[SET PROBLEM]: Read the records below and copy each line that contains "изменение".
>> BEGIN
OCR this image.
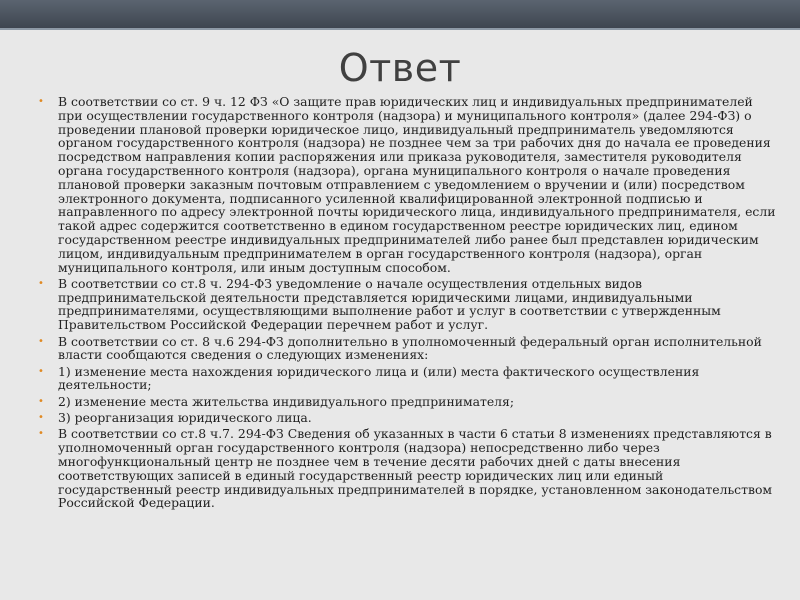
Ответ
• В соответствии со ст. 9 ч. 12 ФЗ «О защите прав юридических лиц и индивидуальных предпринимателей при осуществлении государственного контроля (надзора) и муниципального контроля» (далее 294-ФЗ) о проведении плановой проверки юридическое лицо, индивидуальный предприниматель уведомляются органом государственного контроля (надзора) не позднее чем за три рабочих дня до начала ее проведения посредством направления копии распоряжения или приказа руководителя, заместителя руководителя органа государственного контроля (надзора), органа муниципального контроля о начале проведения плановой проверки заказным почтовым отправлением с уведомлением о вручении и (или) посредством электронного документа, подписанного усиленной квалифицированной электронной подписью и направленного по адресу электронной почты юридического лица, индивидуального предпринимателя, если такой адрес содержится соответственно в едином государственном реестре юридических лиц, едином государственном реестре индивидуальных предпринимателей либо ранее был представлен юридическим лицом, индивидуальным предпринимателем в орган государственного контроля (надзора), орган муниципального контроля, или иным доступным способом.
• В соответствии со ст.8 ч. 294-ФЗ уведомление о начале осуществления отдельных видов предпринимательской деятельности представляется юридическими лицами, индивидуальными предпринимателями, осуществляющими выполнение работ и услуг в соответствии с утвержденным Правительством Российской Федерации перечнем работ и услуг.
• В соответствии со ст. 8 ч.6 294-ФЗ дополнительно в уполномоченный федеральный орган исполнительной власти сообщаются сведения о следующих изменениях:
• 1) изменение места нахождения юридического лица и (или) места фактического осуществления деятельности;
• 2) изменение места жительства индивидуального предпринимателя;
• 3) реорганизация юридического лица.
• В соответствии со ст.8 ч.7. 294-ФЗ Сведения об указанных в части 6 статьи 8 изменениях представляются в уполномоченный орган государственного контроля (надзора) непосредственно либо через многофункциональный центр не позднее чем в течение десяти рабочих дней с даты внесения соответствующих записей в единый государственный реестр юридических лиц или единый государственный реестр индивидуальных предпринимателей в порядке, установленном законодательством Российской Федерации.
>> END
[TASK ANSWER]:
• 1) изменение места нахождения юридического лица и (или) места фактического осуществления деятельности;
• 2) изменение места жительства индивидуального предпринимателя;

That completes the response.